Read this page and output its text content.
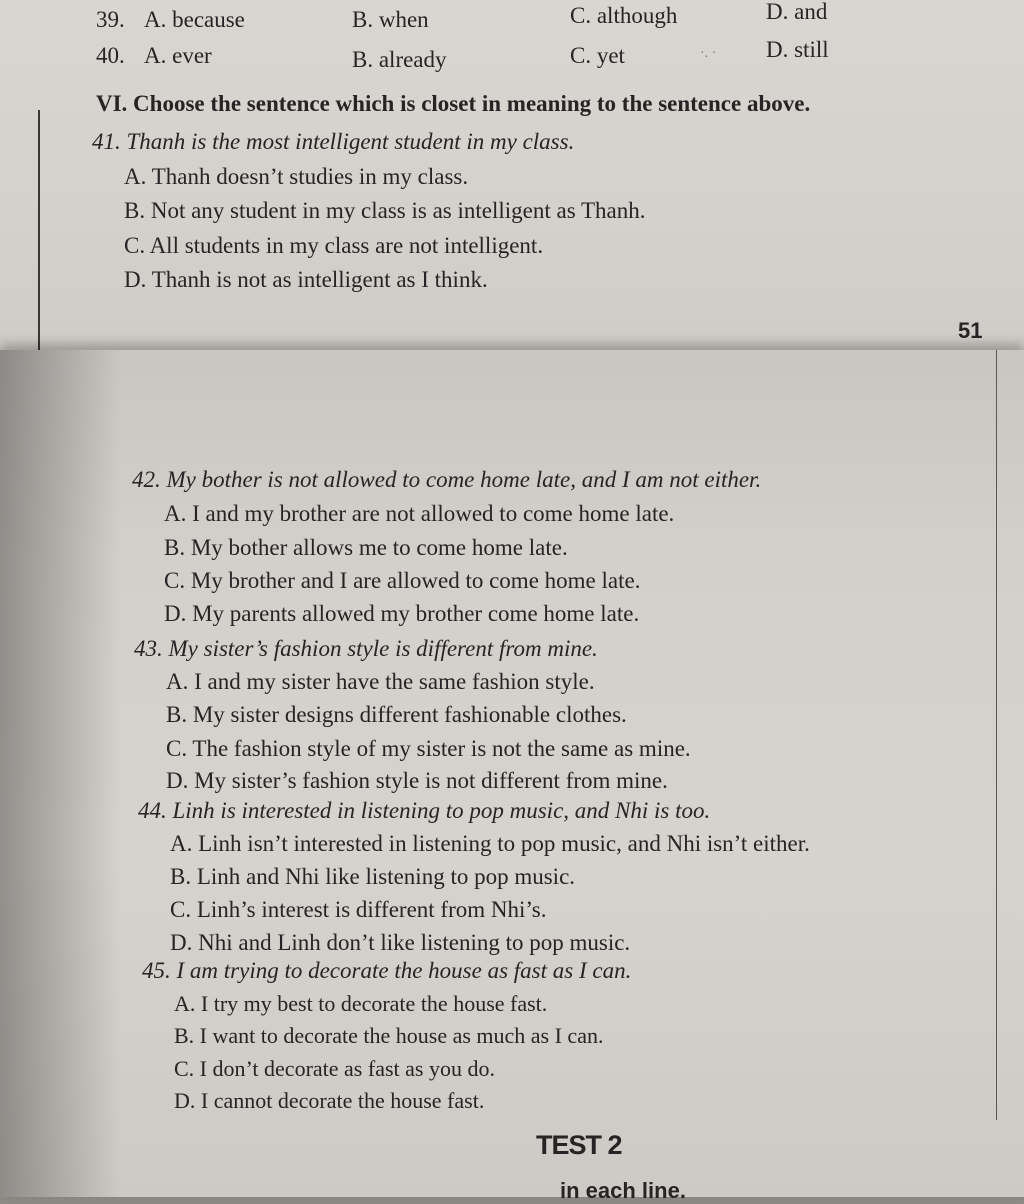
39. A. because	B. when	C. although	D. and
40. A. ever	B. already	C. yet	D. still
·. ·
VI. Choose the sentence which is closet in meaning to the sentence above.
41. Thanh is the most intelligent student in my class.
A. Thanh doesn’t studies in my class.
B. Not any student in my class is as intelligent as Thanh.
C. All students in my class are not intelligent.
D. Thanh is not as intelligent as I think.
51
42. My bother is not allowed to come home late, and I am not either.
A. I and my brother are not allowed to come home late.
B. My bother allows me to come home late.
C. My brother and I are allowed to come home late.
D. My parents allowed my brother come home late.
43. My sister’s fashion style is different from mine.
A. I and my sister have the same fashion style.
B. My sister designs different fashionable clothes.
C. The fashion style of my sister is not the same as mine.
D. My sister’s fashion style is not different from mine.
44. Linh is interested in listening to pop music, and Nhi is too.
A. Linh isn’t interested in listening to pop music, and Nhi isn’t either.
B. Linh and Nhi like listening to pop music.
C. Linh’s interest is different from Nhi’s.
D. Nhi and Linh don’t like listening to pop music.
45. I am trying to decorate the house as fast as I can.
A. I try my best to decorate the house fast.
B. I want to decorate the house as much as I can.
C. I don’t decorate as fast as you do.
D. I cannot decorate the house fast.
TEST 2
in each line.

● ● ●

▶ [STATED PROBLEM]:
Every record above should be written out again exactly; the pictures stay out of the copy.

▶ [RESPONSE TO THIS EXERCISE]:
Read this page and output its text content.
39. A. because	B. when	C. although	D. and
40. A. ever	B. already	C. yet	D. still
·. ·
VI. Choose the sentence which is closet in meaning to the sentence above.
41. Thanh is the most intelligent student in my class.
A. Thanh doesn’t studies in my class.
B. Not any student in my class is as intelligent as Thanh.
C. All students in my class are not intelligent.
D. Thanh is not as intelligent as I think.
51
42. My bother is not allowed to come home late, and I am not either.
A. I and my brother are not allowed to come home late.
B. My bother allows me to come home late.
C. My brother and I are allowed to come home late.
D. My parents allowed my brother come home late.
43. My sister’s fashion style is different from mine.
A. I and my sister have the same fashion style.
B. My sister designs different fashionable clothes.
C. The fashion style of my sister is not the same as mine.
D. My sister’s fashion style is not different from mine.
44. Linh is interested in listening to pop music, and Nhi is too.
A. Linh isn’t interested in listening to pop music, and Nhi isn’t either.
B. Linh and Nhi like listening to pop music.
C. Linh’s interest is different from Nhi’s.
D. Nhi and Linh don’t like listening to pop music.
45. I am trying to decorate the house as fast as I can.
A. I try my best to decorate the house fast.
B. I want to decorate the house as much as I can.
C. I don’t decorate as fast as you do.
D. I cannot decorate the house fast.
TEST 2
in each line.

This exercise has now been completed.